* _Task directions_
Extract each line where the string "that" shows up.
## BEGIN
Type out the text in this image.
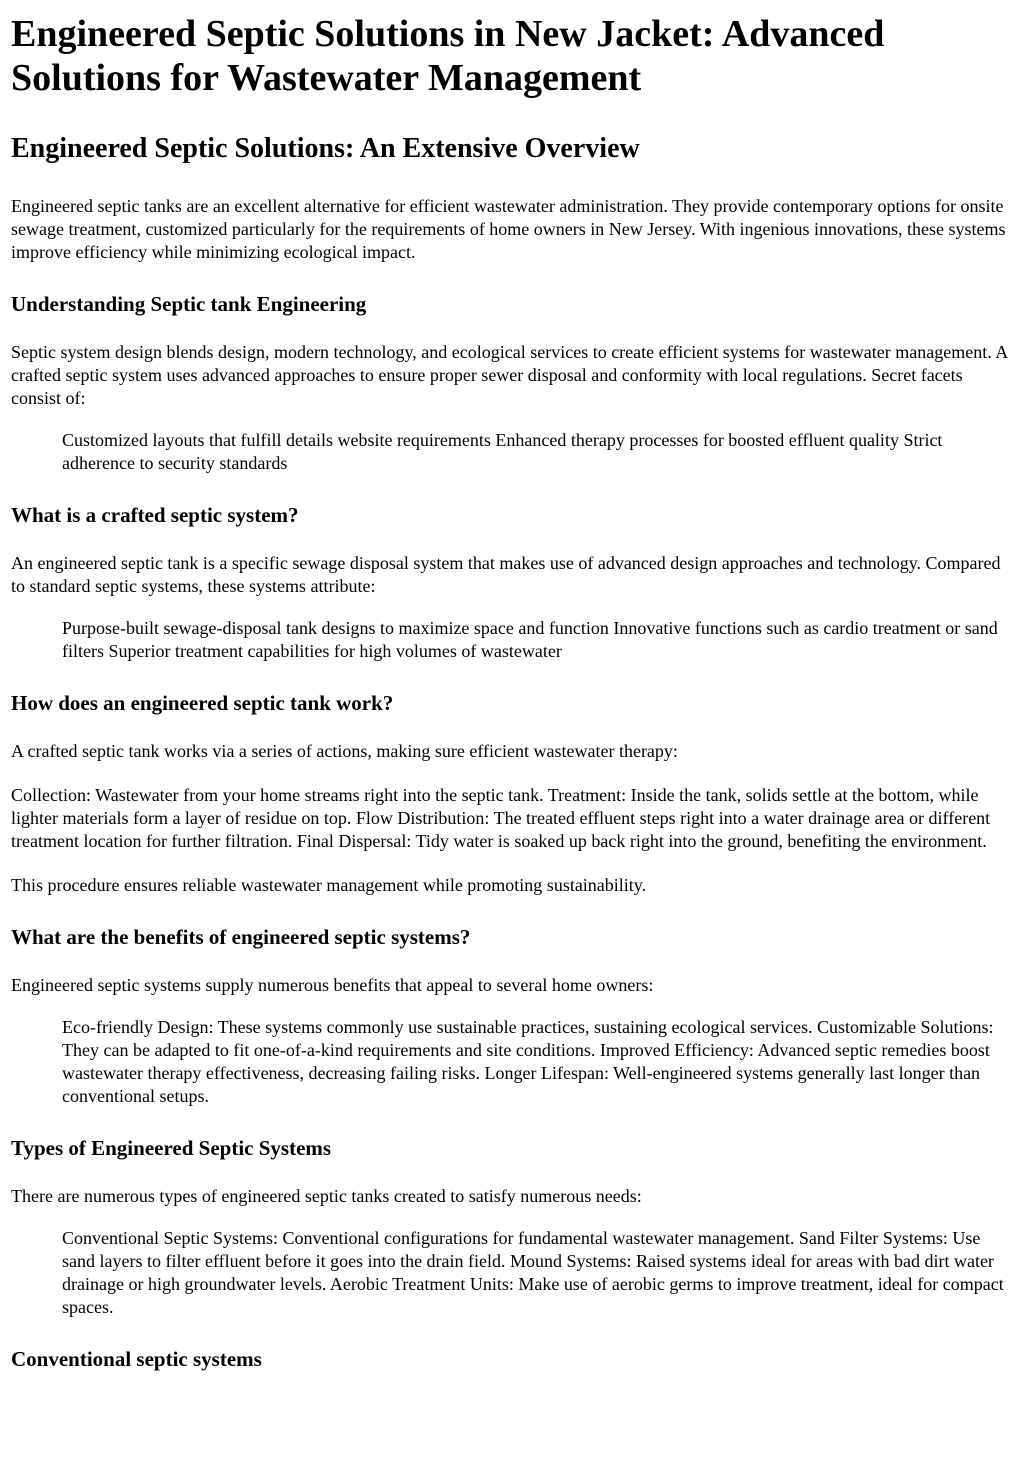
Engineered Septic Solutions in New Jacket: Advanced Solutions for Wastewater Management
Engineered Septic Solutions: An Extensive Overview

Engineered septic tanks are an excellent alternative for efficient wastewater administration. They provide contemporary options for onsite sewage treatment, customized particularly for the requirements of home owners in New Jersey. With ingenious innovations, these systems improve efficiency while minimizing ecological impact.

Understanding Septic tank Engineering

Septic system design blends design, modern technology, and ecological services to create efficient systems for wastewater management. A crafted septic system uses advanced approaches to ensure proper sewer disposal and conformity with local regulations. Secret facets consist of:

Customized layouts that fulfill details website requirements Enhanced therapy processes for boosted effluent quality Strict adherence to security standards
What is a crafted septic system?

An engineered septic tank is a specific sewage disposal system that makes use of advanced design approaches and technology. Compared to standard septic systems, these systems attribute:

Purpose-built sewage-disposal tank designs to maximize space and function Innovative functions such as cardio treatment or sand filters Superior treatment capabilities for high volumes of wastewater
How does an engineered septic tank work?

A crafted septic tank works via a series of actions, making sure efficient wastewater therapy:

Collection: Wastewater from your home streams right into the septic tank. Treatment: Inside the tank, solids settle at the bottom, while lighter materials form a layer of residue on top. Flow Distribution: The treated effluent steps right into a water drainage area or different treatment location for further filtration. Final Dispersal: Tidy water is soaked up back right into the ground, benefiting the environment.

This procedure ensures reliable wastewater management while promoting sustainability.

What are the benefits of engineered septic systems?

Engineered septic systems supply numerous benefits that appeal to several home owners:

Eco-friendly Design: These systems commonly use sustainable practices, sustaining ecological services. Customizable Solutions: They can be adapted to fit one-of-a-kind requirements and site conditions. Improved Efficiency: Advanced septic remedies boost wastewater therapy effectiveness, decreasing failing risks. Longer Lifespan: Well-engineered systems generally last longer than conventional setups.
Types of Engineered Septic Systems

There are numerous types of engineered septic tanks created to satisfy numerous needs:

Conventional Septic Systems: Conventional configurations for fundamental wastewater management. Sand Filter Systems: Use sand layers to filter effluent before it goes into the drain field. Mound Systems: Raised systems ideal for areas with bad dirt water drainage or high groundwater levels. Aerobic Treatment Units: Make use of aerobic germs to improve treatment, ideal for compact spaces.
Conventional septic systems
## END
* _Response_
Customized layouts that fulfill details website requirements Enhanced therapy processes for boosted effluent quality Strict adherence to security standards
An engineered septic tank is a specific sewage disposal system that makes use of advanced design approaches and technology. Compared to standard septic systems, these systems attribute:
Engineered septic systems supply numerous benefits that appeal to several home owners:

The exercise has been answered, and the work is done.